# Description of the task
Write out each line exactly as given. Leave the pictures out of your copy.

# Material for this task
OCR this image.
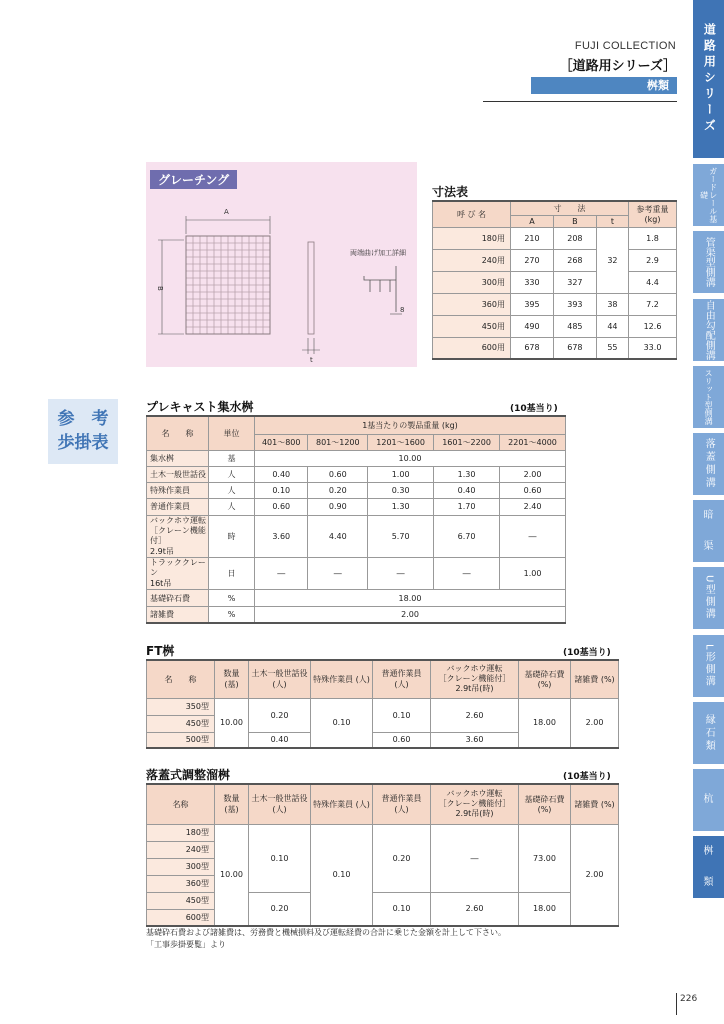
FUJI COLLECTION
［道路用シリーズ］
桝類	道路用シリーズ
ガードレール基礎
管渠型側溝
自由勾配側溝
スリット型側溝
落蓋側溝
暗
渠
U型側溝
L形側溝
縁石類
杭
桝
類
グレーチング
A
B
t
8
両端曲げ加工詳細
寸法表
呼 び 名	寸　　法			参考重量 (kg)
	A	B	t	
180用	210	208	32	1.8
240用	270	268		2.9
300用	330	327		4.4
360用	395	393	38	7.2
450用	490	485	44	12.6
600用	678	678	55	33.0
参　考
歩掛表
プレキャスト集水桝	(10基当り)
名　　称	単位	1基当たりの製品重量 (kg)				
		401～800	801～1200	1201～1600	1601～2200	2201～4000
集水桝	基	10.00				
土木一般世話役	人	0.40	0.60	1.00	1.30	2.00
特殊作業員	人	0.10	0.20	0.30	0.40	0.60
普通作業員	人	0.60	0.90	1.30	1.70	2.40

バックホウ運転
［クレーン機能付］
2.9t吊	時	3.60	4.40	5.70	6.70	―

トラッククレーン
16t吊	日	―	―	―	―	1.00
基礎砕石費	%	18.00				
諸雑費	%	2.00				
FT桝	(10基当り)
名　　称	数量 (基)	土木一般世話役 (人)	特殊作業員 (人)	普通作業員 (人)	バックホウ運転
［クレーン機能付］
2.9t吊(時)	基礎砕石費 (%)	諸雑費 (%)
350型	10.00	0.20	0.10	0.10	2.60	18.00	2.00
450型							
500型		0.40		0.60	3.60		
落蓋式調整溜桝	(10基当り)
名称	数量 (基)	土木一般世話役 (人)	特殊作業員 (人)	普通作業員 (人)	バックホウ運転
［クレーン機能付］
2.9t吊(時)	基礎砕石費 (%)	諸雑費 (%)
180型	10.00	0.10	0.10	0.20	―	73.00	2.00
240型							
300型							
360型							
450型		0.20		0.10	2.60	18.00	
600型							
基礎砕石費および諸雑費は、労務費と機械損料及び運転経費の合計に乗じた金額を計上して下さい。
「工事歩掛要覧」より
226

# Task output
OCR this image.
FUJI COLLECTION
［道路用シリーズ］
桝類	道路用シリーズ
ガードレール基礎
管渠型側溝
自由勾配側溝
スリット型側溝
落蓋側溝
暗
渠
U型側溝
L形側溝
縁石類
杭
桝
類
グレーチング
A
B
t
8
両端曲げ加工詳細
寸法表
呼 び 名	寸　　法			参考重量 (kg)
	A	B	t	
180用	210	208	32	1.8
240用	270	268		2.9
300用	330	327		4.4
360用	395	393	38	7.2
450用	490	485	44	12.6
600用	678	678	55	33.0
参　考
歩掛表
プレキャスト集水桝	(10基当り)
名　　称	単位	1基当たりの製品重量 (kg)				
		401～800	801～1200	1201～1600	1601～2200	2201～4000
集水桝	基	10.00				
土木一般世話役	人	0.40	0.60	1.00	1.30	2.00
特殊作業員	人	0.10	0.20	0.30	0.40	0.60
普通作業員	人	0.60	0.90	1.30	1.70	2.40

バックホウ運転
［クレーン機能付］
2.9t吊	時	3.60	4.40	5.70	6.70	―

トラッククレーン
16t吊	日	―	―	―	―	1.00
基礎砕石費	%	18.00				
諸雑費	%	2.00				
FT桝	(10基当り)
名　　称	数量 (基)	土木一般世話役 (人)	特殊作業員 (人)	普通作業員 (人)	バックホウ運転
［クレーン機能付］
2.9t吊(時)	基礎砕石費 (%)	諸雑費 (%)
350型	10.00	0.20	0.10	0.10	2.60	18.00	2.00
450型							
500型		0.40		0.60	3.60		
落蓋式調整溜桝	(10基当り)
名称	数量 (基)	土木一般世話役 (人)	特殊作業員 (人)	普通作業員 (人)	バックホウ運転
［クレーン機能付］
2.9t吊(時)	基礎砕石費 (%)	諸雑費 (%)
180型	10.00	0.10	0.10	0.20	―	73.00	2.00
240型							
300型							
360型							
450型		0.20		0.10	2.60	18.00	
600型							
基礎砕石費および諸雑費は、労務費と機械損料及び運転経費の合計に乗じた金額を計上して下さい。
「工事歩掛要覧」より
226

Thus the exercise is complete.